[START OF SUPPLIED RECORDS]
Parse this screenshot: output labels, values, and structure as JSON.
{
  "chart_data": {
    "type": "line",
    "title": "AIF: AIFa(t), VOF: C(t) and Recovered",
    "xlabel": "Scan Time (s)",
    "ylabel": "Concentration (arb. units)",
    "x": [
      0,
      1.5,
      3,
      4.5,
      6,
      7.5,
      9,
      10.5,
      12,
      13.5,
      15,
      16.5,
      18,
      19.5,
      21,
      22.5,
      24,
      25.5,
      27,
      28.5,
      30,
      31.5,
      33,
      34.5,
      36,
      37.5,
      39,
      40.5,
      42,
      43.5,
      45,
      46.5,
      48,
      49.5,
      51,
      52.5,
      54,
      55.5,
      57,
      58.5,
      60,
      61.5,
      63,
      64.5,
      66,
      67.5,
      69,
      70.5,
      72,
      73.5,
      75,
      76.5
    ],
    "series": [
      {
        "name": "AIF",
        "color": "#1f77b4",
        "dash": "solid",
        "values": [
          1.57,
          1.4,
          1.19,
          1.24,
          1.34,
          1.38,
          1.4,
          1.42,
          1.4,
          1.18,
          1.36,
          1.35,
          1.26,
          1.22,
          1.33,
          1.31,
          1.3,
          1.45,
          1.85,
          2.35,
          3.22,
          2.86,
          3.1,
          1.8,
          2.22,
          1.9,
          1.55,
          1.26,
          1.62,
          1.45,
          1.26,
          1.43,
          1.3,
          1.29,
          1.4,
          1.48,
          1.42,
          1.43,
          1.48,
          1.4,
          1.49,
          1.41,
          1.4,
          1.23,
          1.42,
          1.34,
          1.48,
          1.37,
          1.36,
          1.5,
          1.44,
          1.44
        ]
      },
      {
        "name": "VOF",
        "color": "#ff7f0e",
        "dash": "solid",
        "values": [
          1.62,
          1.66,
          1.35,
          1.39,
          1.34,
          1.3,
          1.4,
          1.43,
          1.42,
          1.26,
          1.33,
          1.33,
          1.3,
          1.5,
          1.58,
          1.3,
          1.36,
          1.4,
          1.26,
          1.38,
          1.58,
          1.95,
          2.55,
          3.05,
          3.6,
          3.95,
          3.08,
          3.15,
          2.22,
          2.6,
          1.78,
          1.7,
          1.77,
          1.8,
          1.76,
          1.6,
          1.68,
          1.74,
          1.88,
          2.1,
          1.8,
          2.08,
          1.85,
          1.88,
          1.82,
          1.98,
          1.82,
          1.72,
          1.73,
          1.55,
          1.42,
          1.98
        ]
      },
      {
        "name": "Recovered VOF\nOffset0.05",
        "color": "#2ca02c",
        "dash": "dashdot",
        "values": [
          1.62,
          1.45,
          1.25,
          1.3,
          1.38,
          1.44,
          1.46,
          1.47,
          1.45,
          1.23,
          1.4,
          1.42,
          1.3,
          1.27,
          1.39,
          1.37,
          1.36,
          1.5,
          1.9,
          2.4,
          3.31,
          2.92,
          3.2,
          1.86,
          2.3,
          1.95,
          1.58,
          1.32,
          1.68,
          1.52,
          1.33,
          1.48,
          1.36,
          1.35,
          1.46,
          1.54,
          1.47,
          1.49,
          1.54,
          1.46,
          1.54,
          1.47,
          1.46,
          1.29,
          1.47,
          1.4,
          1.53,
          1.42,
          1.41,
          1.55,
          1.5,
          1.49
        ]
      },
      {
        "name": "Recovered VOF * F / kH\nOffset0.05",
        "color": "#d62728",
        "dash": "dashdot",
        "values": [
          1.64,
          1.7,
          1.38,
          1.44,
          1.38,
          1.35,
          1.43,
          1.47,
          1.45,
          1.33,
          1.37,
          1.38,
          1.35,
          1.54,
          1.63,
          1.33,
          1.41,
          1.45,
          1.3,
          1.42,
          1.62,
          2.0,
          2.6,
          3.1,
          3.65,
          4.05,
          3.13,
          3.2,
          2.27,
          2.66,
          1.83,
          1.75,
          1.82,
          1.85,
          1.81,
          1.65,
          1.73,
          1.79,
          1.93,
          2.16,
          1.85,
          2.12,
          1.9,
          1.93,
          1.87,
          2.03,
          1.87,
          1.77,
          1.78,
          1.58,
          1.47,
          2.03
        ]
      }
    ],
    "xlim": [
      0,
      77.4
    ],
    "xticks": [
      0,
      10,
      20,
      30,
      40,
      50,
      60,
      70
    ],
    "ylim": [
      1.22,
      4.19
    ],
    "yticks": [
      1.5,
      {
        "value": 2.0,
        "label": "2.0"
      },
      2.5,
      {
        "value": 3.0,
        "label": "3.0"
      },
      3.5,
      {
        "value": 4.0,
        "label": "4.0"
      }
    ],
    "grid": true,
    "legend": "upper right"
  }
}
[END OF SUPPLIED RECORDS]
[START OF SUPPLIED RECORDS]
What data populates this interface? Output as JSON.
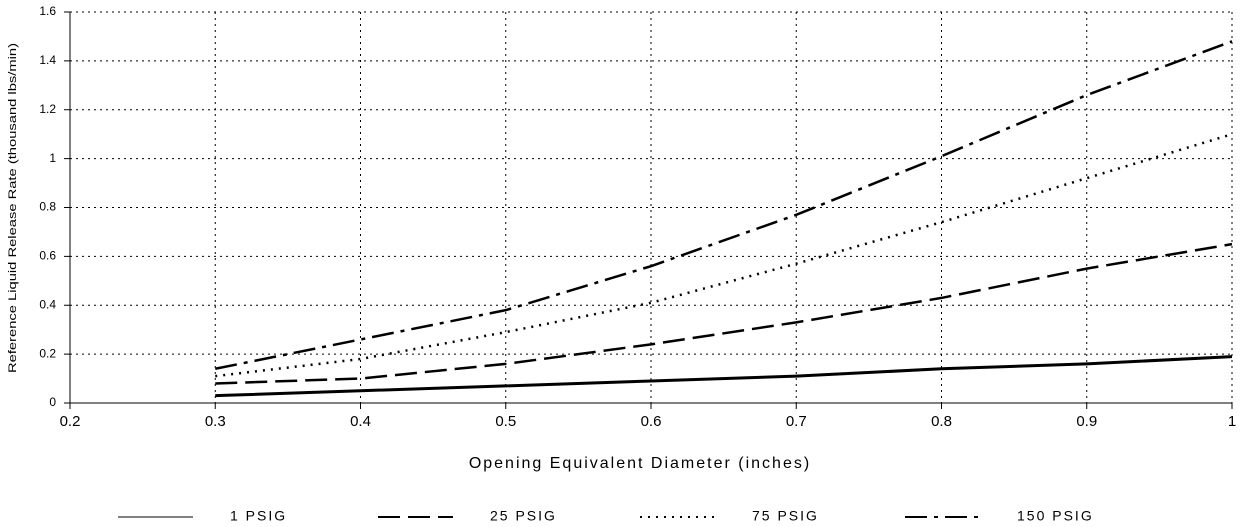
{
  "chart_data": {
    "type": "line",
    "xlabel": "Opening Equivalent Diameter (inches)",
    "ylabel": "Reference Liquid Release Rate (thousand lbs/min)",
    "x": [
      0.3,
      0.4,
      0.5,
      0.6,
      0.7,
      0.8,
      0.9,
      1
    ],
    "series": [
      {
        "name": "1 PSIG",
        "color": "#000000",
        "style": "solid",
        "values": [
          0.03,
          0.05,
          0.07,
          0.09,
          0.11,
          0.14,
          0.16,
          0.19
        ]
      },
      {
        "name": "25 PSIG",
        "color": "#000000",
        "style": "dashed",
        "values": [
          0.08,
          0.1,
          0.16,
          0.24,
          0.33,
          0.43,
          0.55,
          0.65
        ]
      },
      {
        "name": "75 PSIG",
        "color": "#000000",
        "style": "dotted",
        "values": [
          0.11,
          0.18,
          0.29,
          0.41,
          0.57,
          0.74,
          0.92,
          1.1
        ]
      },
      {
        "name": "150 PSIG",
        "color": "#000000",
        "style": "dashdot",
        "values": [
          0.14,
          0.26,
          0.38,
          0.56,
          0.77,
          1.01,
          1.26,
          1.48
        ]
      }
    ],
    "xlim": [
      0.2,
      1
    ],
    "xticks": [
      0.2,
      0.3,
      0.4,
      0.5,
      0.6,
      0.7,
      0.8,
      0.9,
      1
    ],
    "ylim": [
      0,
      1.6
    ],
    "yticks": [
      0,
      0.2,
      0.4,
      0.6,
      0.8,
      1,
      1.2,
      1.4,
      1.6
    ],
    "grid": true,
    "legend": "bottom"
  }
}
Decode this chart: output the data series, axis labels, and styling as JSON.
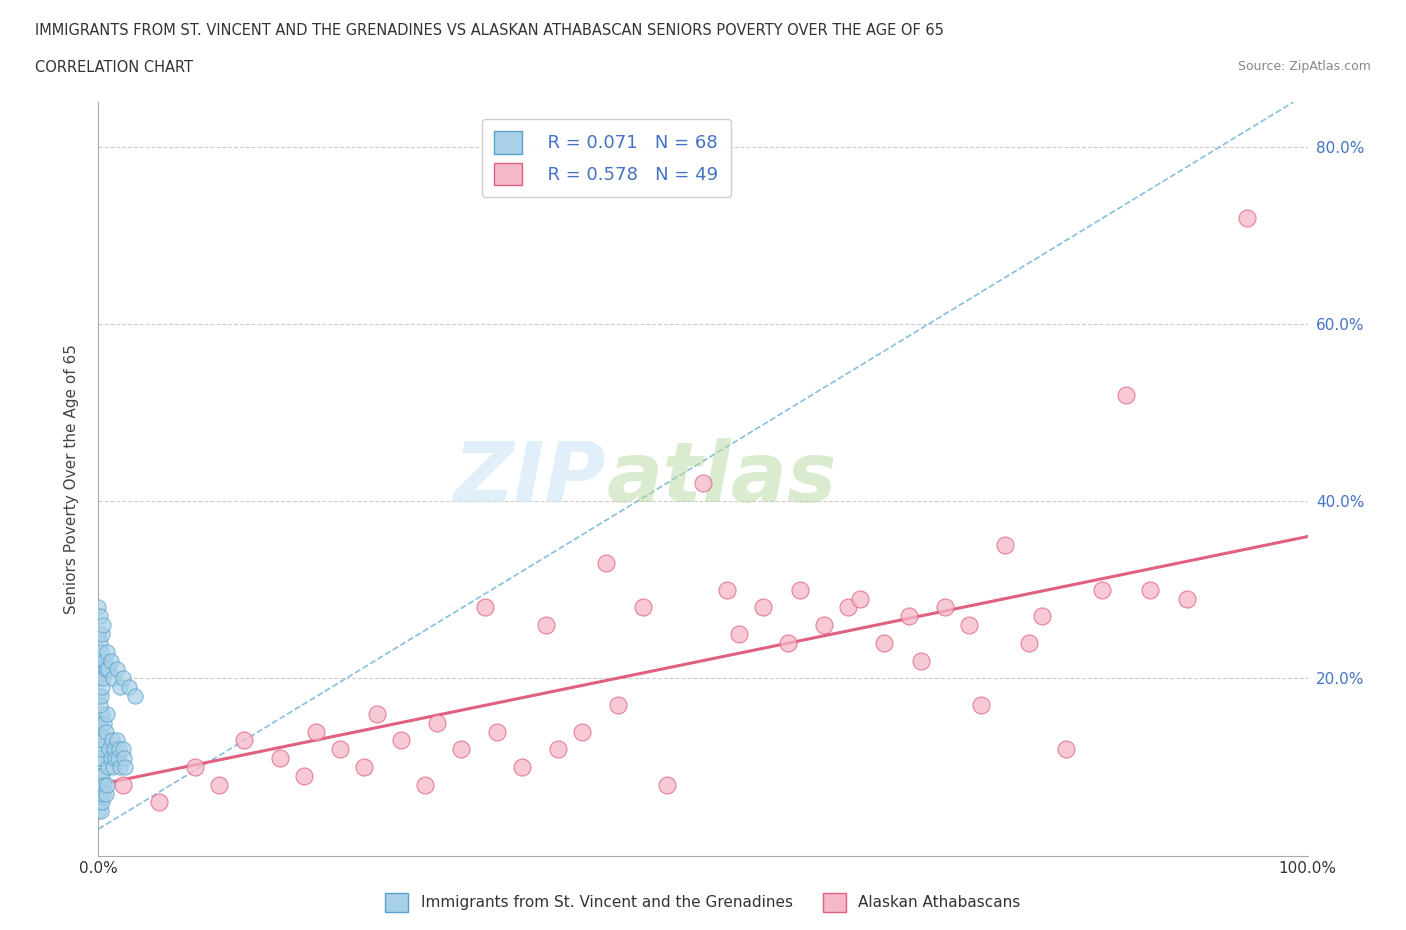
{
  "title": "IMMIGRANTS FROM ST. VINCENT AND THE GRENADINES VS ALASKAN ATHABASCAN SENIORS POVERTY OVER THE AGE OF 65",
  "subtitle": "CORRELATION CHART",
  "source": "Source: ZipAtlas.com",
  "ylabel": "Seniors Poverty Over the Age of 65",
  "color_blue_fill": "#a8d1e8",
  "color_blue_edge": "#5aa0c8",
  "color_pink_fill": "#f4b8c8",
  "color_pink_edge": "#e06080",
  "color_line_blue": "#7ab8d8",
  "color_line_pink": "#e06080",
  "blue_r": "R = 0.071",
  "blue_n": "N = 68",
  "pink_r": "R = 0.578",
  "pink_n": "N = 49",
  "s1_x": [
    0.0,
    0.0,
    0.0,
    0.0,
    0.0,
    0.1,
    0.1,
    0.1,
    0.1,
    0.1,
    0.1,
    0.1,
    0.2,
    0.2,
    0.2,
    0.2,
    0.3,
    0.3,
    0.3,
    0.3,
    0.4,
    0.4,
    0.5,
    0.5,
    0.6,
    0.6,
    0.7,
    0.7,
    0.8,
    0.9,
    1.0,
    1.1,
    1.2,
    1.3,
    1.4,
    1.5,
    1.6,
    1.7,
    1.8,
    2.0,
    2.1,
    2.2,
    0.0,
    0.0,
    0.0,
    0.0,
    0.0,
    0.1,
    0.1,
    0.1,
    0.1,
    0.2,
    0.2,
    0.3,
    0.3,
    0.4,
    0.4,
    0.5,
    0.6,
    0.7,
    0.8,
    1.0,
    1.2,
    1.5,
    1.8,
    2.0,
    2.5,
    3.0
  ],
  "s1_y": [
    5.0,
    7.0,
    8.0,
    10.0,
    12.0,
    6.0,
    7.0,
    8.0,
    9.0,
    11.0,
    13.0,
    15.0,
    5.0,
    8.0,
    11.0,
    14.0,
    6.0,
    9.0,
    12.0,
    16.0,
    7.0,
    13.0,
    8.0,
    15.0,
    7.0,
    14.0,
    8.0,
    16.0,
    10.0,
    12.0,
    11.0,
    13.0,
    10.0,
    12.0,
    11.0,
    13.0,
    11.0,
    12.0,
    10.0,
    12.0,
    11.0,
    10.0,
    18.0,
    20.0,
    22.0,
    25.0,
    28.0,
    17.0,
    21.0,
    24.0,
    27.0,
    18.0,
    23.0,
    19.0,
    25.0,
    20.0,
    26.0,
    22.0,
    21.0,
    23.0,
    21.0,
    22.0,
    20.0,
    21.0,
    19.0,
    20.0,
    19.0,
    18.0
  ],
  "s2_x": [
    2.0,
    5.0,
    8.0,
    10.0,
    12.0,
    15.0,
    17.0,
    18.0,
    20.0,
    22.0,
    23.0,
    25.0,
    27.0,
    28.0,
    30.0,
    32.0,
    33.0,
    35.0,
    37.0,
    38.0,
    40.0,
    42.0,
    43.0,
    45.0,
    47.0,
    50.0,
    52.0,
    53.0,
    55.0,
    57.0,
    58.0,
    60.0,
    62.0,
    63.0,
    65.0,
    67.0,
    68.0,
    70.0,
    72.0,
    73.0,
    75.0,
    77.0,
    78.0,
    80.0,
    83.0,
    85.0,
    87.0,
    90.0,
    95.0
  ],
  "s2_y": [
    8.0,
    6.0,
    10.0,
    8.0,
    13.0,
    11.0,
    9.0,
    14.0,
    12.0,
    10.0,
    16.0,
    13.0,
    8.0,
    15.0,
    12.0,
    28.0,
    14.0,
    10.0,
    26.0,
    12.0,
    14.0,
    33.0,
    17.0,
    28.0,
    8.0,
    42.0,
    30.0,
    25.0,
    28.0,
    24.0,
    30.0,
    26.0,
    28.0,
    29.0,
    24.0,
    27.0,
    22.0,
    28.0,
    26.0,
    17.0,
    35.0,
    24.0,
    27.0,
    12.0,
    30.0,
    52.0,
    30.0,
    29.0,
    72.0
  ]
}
[END OF SUPPLIED RECORDS]
[START OF SUPPLIED RECORDS]
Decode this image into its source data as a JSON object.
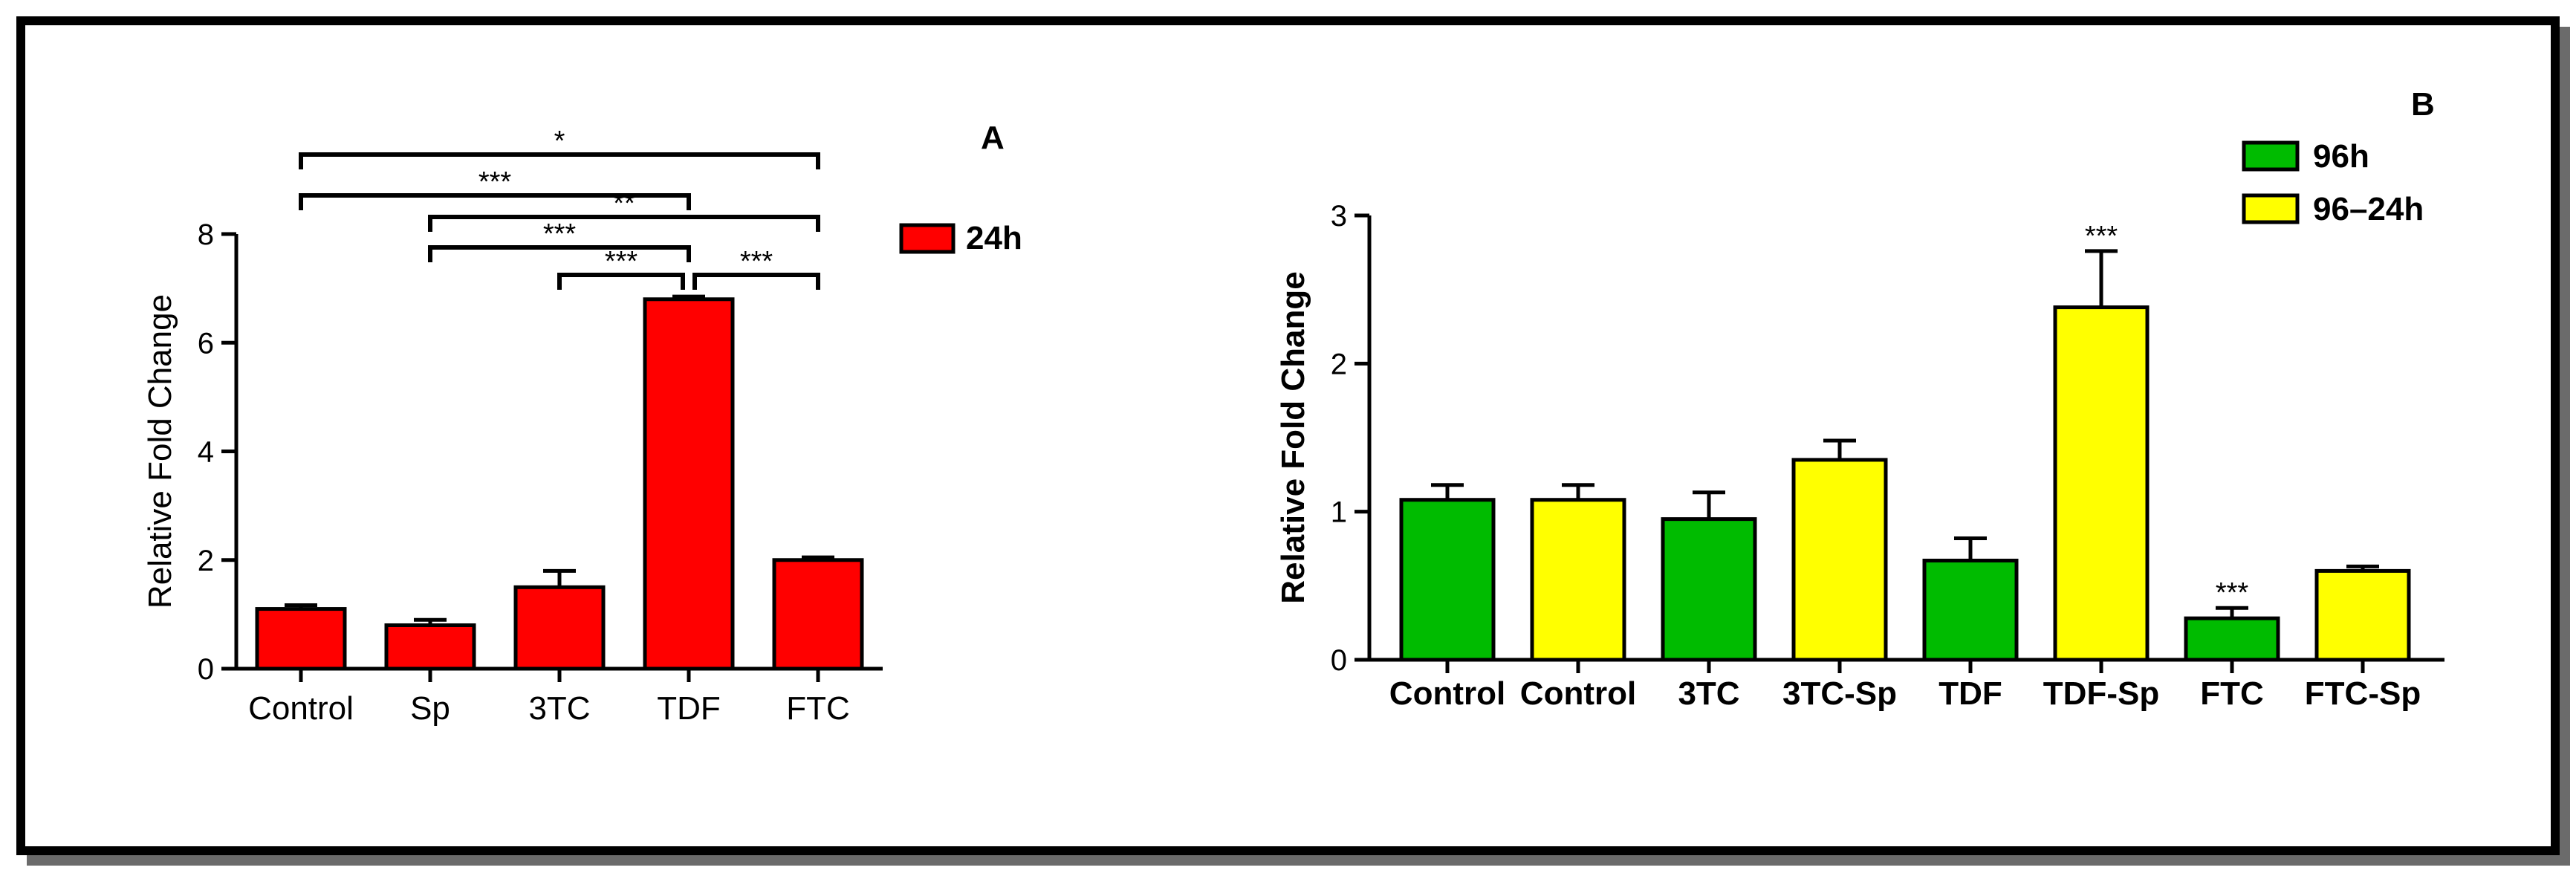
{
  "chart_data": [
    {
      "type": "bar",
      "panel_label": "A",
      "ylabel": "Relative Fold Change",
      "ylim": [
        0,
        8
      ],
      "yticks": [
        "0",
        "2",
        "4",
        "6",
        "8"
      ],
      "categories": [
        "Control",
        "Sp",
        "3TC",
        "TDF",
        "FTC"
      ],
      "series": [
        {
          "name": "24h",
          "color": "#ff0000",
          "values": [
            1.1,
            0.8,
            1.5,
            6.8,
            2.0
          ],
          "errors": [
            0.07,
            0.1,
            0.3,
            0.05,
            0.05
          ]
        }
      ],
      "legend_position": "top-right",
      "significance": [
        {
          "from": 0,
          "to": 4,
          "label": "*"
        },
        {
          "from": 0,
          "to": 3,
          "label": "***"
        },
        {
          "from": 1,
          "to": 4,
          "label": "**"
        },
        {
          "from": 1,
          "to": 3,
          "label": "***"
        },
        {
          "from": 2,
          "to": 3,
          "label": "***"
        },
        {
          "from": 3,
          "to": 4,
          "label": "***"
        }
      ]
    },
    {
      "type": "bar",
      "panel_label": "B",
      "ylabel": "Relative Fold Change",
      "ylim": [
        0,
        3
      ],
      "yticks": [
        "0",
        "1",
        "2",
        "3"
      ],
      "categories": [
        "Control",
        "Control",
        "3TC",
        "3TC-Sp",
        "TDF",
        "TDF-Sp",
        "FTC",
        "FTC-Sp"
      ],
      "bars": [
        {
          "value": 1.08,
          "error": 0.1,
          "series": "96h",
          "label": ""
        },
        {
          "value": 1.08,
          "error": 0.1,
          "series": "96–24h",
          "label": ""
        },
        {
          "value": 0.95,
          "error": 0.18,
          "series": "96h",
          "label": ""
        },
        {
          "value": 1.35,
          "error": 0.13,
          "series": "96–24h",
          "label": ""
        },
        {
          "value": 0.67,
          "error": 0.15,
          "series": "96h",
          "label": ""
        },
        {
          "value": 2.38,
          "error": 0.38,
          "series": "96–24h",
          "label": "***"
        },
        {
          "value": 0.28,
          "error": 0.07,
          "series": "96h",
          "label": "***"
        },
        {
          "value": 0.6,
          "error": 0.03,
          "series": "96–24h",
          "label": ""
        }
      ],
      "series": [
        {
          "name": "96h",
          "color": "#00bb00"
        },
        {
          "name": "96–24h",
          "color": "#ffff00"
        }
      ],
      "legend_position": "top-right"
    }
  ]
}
[END OF SUPPLIED RECORDS]
EXERCISE AIM = From the listing, copy each line containing the word "right".

REPLY =
    "legend": "upper right"
      "legend_position": "top-right",
      "legend_position": "top-right"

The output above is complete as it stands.